Data entries:
--

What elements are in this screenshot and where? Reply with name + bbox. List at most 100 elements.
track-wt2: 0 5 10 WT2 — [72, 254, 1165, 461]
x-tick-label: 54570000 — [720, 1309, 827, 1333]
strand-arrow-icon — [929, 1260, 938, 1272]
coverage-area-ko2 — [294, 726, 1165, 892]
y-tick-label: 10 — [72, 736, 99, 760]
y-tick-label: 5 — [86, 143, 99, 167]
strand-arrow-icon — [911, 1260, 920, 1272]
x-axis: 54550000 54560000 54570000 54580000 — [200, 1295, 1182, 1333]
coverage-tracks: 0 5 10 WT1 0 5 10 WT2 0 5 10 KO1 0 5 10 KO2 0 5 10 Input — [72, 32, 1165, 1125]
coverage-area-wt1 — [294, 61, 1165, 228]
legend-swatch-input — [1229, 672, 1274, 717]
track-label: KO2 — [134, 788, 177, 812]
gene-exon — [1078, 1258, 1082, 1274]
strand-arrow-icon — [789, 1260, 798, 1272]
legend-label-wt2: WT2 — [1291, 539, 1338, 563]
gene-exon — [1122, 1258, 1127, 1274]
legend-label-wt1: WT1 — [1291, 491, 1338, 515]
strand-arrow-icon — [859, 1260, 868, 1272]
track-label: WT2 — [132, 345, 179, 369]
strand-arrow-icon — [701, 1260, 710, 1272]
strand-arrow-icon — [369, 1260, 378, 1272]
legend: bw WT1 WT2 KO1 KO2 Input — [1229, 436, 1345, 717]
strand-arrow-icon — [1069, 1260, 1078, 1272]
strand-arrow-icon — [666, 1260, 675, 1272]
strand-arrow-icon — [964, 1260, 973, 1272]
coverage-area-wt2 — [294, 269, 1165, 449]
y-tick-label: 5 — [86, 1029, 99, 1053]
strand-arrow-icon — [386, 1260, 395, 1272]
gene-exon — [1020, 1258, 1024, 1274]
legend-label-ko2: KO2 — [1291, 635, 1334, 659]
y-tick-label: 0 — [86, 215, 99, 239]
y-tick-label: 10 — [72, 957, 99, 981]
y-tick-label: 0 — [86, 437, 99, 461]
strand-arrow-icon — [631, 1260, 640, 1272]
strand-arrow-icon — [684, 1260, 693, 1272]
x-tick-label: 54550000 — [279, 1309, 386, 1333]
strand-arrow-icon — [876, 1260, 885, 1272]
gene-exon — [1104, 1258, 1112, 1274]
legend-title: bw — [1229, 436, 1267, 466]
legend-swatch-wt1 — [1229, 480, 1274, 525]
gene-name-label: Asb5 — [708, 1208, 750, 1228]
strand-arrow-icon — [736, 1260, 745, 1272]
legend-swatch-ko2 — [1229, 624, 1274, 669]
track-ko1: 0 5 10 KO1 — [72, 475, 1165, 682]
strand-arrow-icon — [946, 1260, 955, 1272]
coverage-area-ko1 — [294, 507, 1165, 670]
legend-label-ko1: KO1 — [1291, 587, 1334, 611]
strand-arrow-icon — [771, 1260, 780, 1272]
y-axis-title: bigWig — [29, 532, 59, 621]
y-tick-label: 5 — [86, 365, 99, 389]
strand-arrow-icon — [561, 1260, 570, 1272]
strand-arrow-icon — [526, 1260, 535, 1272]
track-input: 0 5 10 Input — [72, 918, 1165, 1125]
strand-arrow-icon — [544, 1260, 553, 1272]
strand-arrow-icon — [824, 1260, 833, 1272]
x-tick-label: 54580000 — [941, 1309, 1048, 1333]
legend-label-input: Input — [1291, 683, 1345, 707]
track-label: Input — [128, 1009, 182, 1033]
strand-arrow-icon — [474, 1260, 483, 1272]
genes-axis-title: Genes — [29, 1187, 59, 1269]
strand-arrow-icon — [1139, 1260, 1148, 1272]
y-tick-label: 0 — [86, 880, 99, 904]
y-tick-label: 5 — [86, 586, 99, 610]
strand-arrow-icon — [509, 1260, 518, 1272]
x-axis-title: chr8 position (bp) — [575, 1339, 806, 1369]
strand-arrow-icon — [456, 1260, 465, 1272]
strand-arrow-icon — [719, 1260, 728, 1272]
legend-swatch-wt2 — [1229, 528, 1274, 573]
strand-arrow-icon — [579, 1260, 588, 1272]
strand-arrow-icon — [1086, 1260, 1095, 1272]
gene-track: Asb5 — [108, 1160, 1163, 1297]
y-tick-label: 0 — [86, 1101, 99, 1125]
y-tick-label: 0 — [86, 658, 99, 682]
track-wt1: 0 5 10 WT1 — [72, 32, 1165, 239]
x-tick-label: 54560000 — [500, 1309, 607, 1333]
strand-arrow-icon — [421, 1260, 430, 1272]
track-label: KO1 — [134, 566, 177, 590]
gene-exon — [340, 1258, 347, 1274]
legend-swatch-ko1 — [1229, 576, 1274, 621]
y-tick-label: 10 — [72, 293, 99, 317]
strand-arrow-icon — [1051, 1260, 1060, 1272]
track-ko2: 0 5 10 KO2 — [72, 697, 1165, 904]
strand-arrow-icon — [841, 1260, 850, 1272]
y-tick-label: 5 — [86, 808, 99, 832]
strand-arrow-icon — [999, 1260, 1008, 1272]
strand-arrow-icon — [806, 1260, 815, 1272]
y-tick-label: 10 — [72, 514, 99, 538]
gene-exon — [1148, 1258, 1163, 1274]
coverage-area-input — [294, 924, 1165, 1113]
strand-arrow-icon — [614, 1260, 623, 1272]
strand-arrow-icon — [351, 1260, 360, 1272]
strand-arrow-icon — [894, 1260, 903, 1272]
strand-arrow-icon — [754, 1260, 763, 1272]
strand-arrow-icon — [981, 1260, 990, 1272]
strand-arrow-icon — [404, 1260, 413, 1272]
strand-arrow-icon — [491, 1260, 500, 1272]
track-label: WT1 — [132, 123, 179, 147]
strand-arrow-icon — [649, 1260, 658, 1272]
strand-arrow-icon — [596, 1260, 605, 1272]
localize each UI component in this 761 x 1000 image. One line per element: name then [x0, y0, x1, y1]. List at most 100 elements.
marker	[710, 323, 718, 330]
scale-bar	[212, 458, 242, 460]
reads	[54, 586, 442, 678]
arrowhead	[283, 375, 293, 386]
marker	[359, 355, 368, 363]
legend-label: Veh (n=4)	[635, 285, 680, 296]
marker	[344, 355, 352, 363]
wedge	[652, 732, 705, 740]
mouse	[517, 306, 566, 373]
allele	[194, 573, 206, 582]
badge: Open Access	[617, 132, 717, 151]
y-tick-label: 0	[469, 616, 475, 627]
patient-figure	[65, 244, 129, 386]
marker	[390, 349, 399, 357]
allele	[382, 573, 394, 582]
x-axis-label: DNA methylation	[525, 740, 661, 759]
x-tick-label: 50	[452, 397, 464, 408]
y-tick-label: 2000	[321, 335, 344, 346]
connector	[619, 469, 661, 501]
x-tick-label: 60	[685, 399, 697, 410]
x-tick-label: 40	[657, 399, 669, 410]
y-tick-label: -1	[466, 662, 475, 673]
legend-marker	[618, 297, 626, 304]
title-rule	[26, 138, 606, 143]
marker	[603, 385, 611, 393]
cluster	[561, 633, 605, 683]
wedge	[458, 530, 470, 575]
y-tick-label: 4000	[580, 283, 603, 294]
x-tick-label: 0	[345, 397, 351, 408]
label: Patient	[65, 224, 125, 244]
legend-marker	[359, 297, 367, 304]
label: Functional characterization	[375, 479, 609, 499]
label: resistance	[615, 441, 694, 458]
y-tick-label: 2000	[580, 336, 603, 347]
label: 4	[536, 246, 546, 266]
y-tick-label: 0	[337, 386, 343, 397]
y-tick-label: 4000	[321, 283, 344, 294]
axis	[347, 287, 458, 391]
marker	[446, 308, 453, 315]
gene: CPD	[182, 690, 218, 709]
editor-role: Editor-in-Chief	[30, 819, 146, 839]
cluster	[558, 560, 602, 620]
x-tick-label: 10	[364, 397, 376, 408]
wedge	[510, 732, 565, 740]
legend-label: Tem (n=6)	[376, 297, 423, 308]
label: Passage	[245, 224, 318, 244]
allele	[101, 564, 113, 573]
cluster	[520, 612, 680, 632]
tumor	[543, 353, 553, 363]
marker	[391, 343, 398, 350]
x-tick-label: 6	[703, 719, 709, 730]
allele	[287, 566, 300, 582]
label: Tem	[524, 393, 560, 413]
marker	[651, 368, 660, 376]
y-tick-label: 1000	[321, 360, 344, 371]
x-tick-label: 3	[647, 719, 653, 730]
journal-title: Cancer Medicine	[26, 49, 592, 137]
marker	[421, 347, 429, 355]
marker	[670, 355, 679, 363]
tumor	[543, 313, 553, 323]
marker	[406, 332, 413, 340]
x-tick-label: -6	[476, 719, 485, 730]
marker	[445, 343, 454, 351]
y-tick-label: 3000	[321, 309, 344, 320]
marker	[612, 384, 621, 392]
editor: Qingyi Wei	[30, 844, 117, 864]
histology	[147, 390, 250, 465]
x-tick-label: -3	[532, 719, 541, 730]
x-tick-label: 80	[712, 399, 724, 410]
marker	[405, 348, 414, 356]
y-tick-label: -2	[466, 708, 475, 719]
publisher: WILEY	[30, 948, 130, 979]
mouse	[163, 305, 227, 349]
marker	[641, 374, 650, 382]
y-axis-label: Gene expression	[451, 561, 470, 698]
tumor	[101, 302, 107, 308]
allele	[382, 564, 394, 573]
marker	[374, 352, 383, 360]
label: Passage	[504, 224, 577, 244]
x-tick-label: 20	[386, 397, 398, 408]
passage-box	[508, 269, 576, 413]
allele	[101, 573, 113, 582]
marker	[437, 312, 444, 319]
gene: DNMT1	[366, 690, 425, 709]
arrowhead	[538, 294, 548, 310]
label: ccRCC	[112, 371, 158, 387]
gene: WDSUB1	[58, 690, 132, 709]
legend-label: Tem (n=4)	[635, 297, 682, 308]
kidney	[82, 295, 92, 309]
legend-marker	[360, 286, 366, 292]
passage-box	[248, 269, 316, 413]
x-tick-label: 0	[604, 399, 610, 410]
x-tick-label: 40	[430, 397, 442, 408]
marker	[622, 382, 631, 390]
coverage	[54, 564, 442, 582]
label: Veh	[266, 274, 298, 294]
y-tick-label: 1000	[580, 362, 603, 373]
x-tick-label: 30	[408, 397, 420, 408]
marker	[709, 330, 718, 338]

--

Action item: If a line above includes the string "exon", pick it out.

Completed exercise:
gene-exon — [1078, 1258, 1082, 1274]
gene-exon — [1122, 1258, 1127, 1274]
gene-exon — [1020, 1258, 1024, 1274]
gene-exon — [1104, 1258, 1112, 1274]
gene-exon — [340, 1258, 347, 1274]
gene-exon — [1148, 1258, 1163, 1274]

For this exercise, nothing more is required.